• [INSTRUCTIONS FOR THE TASK]:
Using the data below, copy each line that includes the word "your".

• [RAW RECORDS]:
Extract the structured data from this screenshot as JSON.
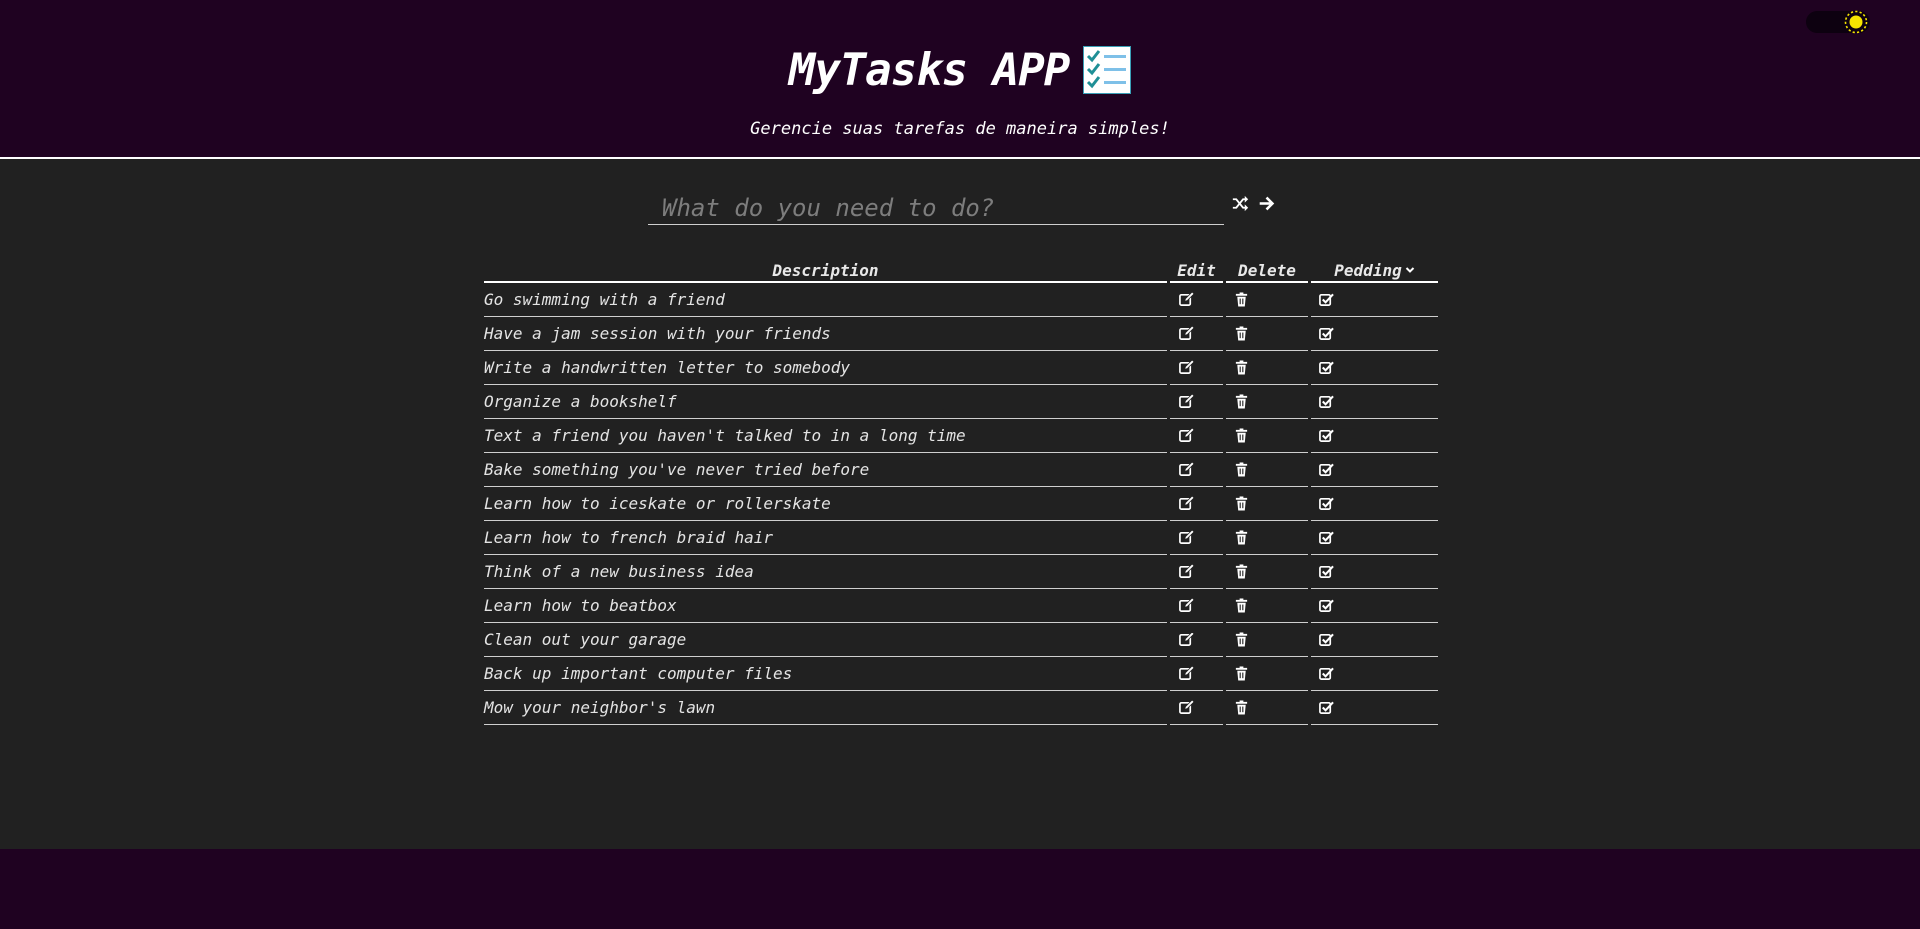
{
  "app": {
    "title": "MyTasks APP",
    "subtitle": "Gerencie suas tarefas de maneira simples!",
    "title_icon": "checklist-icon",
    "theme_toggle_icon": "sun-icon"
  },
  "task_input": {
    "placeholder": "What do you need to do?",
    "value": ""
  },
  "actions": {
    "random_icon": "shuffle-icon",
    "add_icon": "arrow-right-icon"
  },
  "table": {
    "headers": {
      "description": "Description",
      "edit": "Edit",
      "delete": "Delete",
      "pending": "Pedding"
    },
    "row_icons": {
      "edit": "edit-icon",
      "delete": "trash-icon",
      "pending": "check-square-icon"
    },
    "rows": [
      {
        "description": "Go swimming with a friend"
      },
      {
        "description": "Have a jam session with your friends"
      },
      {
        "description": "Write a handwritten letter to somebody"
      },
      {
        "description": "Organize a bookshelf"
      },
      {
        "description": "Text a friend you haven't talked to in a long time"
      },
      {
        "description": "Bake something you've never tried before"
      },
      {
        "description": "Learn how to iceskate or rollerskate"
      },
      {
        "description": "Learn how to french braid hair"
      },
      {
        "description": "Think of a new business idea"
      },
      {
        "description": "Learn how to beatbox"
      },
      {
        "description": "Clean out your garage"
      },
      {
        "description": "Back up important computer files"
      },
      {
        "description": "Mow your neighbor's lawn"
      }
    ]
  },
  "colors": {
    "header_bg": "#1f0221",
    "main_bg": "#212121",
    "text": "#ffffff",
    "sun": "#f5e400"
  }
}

--

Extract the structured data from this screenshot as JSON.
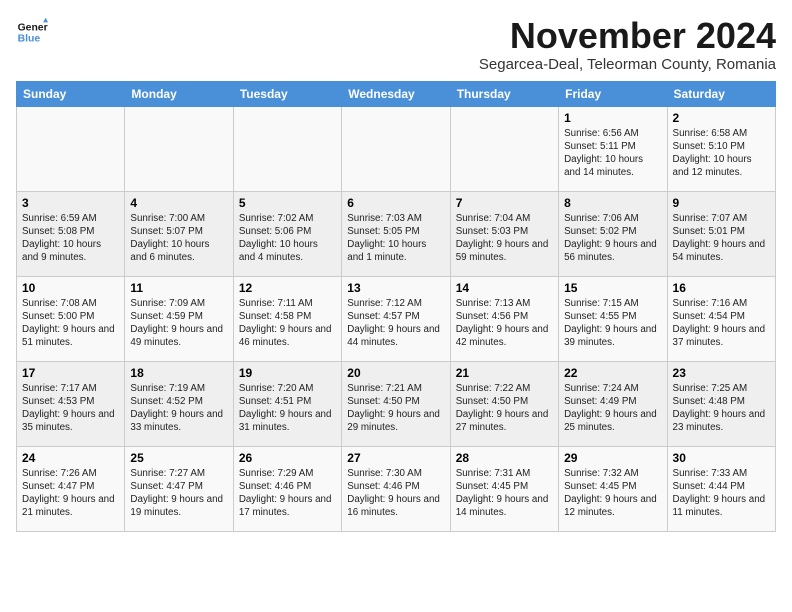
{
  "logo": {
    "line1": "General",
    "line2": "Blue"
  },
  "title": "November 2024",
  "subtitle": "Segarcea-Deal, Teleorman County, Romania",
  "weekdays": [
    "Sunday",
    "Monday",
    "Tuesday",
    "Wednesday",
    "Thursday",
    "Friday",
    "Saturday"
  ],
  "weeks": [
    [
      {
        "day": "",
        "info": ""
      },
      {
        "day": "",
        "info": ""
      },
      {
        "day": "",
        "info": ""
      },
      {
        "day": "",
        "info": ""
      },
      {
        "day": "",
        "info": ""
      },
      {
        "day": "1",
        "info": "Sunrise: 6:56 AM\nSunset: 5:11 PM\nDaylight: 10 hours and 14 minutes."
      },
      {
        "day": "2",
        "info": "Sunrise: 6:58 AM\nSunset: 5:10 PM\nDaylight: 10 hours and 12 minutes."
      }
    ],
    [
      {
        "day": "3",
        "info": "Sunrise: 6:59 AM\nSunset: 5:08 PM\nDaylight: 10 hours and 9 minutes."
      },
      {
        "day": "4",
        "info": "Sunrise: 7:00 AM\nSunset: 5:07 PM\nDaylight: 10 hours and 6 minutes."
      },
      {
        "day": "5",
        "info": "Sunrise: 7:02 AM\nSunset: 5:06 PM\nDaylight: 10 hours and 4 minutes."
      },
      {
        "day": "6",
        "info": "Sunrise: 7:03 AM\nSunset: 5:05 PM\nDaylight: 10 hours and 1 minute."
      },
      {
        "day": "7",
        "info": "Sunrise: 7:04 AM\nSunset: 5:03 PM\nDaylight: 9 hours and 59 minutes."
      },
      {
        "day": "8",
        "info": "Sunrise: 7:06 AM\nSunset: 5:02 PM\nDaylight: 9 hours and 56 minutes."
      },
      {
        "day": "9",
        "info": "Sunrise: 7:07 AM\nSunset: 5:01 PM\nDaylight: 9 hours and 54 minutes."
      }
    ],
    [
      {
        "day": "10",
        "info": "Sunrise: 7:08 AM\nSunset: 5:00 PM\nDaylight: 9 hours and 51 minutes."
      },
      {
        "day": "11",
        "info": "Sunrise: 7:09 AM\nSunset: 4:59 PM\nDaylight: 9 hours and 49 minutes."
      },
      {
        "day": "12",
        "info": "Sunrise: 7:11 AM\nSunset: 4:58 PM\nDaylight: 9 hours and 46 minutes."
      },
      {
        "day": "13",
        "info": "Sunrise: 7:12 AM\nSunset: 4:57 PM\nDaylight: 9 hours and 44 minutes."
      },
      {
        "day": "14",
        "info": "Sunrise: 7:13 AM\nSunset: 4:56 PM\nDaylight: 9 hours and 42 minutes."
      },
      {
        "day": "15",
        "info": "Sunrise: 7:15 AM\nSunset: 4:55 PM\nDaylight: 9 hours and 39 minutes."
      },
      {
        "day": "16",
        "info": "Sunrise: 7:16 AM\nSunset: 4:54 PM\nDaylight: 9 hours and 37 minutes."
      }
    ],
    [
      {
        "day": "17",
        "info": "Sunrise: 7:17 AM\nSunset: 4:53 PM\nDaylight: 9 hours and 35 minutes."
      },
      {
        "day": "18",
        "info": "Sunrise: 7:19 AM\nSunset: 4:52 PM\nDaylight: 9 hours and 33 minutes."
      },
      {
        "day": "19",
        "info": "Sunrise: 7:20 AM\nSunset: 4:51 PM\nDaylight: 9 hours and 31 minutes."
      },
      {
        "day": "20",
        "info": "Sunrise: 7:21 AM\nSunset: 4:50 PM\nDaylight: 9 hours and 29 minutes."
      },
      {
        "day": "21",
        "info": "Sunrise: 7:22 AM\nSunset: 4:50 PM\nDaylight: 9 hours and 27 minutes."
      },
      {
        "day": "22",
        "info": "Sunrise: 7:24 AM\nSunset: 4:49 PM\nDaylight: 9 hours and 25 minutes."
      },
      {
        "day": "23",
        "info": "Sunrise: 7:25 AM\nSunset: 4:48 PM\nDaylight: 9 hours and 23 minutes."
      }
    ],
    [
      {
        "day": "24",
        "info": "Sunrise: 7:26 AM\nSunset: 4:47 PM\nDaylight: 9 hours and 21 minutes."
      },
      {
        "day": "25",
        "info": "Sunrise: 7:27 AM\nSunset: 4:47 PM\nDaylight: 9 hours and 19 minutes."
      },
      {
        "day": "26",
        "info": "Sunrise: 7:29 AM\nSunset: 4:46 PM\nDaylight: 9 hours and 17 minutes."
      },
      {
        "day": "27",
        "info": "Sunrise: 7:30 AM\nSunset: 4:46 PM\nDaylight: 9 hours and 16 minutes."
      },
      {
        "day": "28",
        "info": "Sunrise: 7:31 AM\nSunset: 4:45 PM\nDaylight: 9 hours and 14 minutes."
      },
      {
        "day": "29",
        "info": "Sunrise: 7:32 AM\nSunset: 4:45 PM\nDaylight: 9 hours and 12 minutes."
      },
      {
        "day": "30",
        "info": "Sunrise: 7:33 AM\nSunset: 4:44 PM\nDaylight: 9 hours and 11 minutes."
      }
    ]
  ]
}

• [EXERCISE ANSWER]:
        "description": "Have a jam session with your friends"
        "description": "Clean out your garage"
        "description": "Mow your neighbor's lawn"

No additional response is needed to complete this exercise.